Document section:

--- START ---

Future Publishing


Bloodrayne

Categories: Review: Software
Author: Ed Dawson
Publisher: Majesco
Machine: Xbox (EU Version)

 
Published in Official Xbox Magazine #17

Defeat the Nazis by eating them. It's obvious, really!

Bloodrayne (Majesco)

Ever imagined you were a leather-clad Shakira lookalike packing swords? Well wait no longer, your time has come! Now, imagine this character busting loose in a world full of Nazi soldiers who don't like South American pop music! That's what's on offer here.

BloodRayne blends a strange potpourri of fictional worlds and game genres to spectacular effect. You play a half-vampire heroine who has been pitted against the entire Nazi war machine by some mysterious monks. It's like Oni, Max Payne and Mortal Kombat rolled into one. Many games have aspired to this ideal - a slick combination of melee combat and run-and-gun action - but to a large part this title succeeds where others have failed.

BloodRayne plays rather like Tomb Raider, except with a tasty hand to hand, or melee, combat system. You're typically running towards a pack of SS soldiers, peppering them with ammo from two guns, until you're close to striking distance and begin serving up a hard-boiled mix of swords and blazing martial arts. You drain your enemies' arteries, riddle them with bullets, blow them to pieces and vivisect them viciously... all without messing up your hair.

All vampires get hungry, and at feeding time you leap onto enemies with a single button press, activating a cool 'action cam' view. Wrapping your long legs around your prey's torso, you ravenously start sucking out their life juice to earn health. Other kinds of foreplay include yanking them off their feet with a chain or just savagely beating them to the floor.

--- END ---

Items from a dataset
--- START ---

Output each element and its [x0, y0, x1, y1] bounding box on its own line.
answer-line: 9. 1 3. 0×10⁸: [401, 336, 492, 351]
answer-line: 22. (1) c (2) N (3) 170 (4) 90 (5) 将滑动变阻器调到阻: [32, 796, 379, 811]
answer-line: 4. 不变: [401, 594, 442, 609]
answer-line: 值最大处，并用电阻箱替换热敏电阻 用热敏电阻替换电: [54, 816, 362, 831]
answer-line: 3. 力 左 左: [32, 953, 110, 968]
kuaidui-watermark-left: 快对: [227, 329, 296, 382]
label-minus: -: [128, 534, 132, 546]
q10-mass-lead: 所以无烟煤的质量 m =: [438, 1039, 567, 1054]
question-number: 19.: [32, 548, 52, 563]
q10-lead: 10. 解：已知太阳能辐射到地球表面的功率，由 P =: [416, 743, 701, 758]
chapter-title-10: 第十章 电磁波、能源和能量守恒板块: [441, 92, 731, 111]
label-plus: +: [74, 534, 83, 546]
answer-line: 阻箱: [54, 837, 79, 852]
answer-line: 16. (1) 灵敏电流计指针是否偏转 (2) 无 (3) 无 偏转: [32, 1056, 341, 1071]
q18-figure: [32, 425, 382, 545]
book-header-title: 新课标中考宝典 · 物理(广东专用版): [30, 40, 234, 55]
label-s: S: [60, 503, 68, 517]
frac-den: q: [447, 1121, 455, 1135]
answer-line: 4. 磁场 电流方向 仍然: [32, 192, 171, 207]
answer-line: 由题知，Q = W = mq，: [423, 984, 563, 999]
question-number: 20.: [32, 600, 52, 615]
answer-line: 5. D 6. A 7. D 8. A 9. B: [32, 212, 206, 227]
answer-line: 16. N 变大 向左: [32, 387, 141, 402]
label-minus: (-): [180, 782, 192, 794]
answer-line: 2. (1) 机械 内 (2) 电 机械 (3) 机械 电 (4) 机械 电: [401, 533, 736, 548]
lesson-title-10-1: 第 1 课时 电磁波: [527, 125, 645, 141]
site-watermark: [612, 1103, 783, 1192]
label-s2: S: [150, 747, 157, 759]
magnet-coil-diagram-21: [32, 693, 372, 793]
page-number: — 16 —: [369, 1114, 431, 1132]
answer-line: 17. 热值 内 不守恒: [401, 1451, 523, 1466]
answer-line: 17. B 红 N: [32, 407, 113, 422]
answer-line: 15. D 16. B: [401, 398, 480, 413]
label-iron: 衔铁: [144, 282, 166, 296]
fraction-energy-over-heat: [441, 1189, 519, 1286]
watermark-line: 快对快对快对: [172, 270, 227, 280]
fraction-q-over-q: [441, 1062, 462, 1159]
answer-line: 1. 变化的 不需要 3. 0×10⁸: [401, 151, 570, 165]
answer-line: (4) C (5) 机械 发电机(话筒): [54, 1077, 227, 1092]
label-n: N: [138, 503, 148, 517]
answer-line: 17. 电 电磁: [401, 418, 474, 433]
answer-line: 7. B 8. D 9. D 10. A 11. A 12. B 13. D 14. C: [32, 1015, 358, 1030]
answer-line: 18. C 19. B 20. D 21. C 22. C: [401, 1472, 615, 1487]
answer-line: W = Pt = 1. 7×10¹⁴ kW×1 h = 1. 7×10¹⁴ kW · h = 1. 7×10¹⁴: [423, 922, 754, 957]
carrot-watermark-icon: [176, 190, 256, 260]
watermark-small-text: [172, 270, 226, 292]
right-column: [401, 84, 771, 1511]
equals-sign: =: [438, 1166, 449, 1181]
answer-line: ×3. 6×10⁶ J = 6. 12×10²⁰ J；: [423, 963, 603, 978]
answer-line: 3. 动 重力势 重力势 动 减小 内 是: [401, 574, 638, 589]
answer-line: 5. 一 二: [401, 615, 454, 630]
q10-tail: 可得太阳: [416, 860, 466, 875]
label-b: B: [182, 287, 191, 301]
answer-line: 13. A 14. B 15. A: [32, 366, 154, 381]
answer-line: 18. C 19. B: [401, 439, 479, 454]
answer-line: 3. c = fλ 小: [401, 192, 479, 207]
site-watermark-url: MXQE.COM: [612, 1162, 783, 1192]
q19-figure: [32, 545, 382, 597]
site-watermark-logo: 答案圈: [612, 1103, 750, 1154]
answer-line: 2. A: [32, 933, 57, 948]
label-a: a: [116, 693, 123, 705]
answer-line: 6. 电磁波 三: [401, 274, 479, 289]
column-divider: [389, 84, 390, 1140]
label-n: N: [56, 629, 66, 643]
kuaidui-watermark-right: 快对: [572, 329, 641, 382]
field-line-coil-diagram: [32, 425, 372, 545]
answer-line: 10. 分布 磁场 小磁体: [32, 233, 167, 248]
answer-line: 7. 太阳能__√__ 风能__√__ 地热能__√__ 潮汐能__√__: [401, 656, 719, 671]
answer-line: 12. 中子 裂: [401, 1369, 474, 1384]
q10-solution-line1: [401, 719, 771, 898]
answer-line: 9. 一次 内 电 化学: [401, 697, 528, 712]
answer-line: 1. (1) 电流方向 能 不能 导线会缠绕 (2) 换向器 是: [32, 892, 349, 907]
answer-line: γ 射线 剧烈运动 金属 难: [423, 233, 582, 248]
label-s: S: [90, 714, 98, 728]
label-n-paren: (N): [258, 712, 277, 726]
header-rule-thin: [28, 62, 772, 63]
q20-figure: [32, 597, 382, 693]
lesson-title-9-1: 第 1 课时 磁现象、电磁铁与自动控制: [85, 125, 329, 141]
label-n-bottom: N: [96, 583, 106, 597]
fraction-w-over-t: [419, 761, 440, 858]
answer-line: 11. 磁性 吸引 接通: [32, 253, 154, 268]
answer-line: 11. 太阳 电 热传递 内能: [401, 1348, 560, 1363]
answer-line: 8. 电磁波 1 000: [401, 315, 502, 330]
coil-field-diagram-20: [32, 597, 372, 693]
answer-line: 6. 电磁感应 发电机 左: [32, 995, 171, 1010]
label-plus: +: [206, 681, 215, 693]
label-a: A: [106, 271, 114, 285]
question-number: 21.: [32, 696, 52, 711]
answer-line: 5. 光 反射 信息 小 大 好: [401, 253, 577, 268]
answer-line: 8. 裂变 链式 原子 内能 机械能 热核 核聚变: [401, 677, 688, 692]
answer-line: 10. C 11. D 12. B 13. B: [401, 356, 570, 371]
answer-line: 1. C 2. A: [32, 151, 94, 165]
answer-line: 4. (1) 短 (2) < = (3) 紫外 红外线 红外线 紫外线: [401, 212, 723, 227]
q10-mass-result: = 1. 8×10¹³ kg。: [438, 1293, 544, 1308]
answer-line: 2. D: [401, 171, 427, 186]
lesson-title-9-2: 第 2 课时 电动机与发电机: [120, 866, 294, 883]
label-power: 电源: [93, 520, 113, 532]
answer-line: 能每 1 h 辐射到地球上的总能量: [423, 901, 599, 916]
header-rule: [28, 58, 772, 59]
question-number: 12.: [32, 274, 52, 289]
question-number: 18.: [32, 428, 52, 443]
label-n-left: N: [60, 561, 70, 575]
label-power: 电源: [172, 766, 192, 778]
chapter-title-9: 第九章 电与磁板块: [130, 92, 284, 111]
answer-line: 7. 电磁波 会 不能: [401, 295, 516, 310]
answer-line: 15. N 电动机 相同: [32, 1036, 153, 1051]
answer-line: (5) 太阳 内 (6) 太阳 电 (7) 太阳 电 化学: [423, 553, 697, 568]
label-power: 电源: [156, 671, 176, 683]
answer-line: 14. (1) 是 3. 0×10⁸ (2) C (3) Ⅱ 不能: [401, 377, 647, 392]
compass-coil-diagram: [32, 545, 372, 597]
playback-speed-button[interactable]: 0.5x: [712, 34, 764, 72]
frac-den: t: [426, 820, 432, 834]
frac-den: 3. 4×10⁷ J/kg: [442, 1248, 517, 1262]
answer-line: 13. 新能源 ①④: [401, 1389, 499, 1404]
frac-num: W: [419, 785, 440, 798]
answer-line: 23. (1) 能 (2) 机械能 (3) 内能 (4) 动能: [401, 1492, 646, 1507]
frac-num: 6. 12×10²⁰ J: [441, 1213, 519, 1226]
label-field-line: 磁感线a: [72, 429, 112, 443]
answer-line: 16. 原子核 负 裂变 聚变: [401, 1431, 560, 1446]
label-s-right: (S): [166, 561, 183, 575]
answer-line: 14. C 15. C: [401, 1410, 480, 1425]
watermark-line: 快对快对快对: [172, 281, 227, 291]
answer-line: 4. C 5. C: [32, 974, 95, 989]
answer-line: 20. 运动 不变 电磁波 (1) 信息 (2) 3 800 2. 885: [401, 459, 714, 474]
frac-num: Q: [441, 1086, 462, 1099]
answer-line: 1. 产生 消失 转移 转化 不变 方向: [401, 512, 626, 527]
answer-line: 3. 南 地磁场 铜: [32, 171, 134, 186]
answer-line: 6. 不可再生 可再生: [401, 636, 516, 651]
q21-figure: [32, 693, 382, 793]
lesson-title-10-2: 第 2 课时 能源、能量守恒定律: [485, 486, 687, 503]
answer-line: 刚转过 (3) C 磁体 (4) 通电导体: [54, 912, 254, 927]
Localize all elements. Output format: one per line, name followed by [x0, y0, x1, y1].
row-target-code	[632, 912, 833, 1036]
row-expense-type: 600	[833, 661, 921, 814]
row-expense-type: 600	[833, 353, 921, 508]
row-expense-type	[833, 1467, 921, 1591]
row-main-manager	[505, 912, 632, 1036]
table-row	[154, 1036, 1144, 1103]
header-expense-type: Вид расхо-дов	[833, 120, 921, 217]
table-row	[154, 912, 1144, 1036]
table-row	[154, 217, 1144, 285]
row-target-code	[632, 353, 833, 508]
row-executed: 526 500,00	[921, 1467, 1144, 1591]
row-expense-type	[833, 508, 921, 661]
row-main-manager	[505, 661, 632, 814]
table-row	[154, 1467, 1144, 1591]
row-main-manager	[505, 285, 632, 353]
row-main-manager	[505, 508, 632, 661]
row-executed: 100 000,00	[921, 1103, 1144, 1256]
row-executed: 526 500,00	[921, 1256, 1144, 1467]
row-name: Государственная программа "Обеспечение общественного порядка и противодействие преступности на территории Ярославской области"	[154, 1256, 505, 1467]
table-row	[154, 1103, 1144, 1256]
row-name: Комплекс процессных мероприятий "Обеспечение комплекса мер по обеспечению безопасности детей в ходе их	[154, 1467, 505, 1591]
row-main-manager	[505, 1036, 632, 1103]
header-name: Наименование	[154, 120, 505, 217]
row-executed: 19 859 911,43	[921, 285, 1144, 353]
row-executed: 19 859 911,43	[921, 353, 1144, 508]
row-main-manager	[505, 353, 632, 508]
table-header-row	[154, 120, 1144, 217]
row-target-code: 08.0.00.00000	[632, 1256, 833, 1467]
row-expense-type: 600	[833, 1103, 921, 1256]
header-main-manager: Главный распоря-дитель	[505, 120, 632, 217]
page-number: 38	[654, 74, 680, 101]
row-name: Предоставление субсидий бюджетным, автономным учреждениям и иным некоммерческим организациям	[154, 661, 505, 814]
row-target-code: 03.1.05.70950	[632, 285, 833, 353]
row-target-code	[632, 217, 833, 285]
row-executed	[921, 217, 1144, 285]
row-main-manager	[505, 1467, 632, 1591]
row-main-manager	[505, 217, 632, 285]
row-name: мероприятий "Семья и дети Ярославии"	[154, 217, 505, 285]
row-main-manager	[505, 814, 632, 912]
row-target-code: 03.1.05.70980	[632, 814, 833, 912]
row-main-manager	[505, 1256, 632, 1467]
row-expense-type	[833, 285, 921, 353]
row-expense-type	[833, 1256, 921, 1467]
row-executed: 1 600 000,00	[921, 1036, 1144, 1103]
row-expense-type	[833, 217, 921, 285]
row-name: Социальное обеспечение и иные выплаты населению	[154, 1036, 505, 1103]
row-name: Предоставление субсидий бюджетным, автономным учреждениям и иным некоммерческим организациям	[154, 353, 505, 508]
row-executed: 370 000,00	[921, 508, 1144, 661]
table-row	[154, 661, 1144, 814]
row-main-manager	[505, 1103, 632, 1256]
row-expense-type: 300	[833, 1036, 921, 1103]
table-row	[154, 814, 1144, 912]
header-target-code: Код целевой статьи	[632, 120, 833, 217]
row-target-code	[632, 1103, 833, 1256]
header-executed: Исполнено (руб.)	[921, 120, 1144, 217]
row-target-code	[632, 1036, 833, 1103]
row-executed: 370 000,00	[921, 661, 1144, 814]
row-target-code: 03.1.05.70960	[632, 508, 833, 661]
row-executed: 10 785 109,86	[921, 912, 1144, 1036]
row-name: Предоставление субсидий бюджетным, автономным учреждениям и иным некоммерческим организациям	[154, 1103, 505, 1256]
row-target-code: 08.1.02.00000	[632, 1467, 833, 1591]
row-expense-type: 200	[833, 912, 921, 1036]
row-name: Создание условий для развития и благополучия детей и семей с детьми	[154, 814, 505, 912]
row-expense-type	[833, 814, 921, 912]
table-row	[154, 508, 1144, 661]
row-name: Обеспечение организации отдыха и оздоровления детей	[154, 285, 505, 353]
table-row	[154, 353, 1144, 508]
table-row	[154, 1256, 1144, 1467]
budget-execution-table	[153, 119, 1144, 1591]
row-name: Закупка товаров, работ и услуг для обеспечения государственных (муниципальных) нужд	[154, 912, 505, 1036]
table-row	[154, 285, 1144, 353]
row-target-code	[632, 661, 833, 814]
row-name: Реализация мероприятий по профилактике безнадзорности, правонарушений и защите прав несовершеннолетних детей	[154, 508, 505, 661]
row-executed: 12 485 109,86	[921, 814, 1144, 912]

--- END ---

According to the Bloodrayne review, what does the heroine gain by sucking out her prey's life juice?

Expected answer: Health.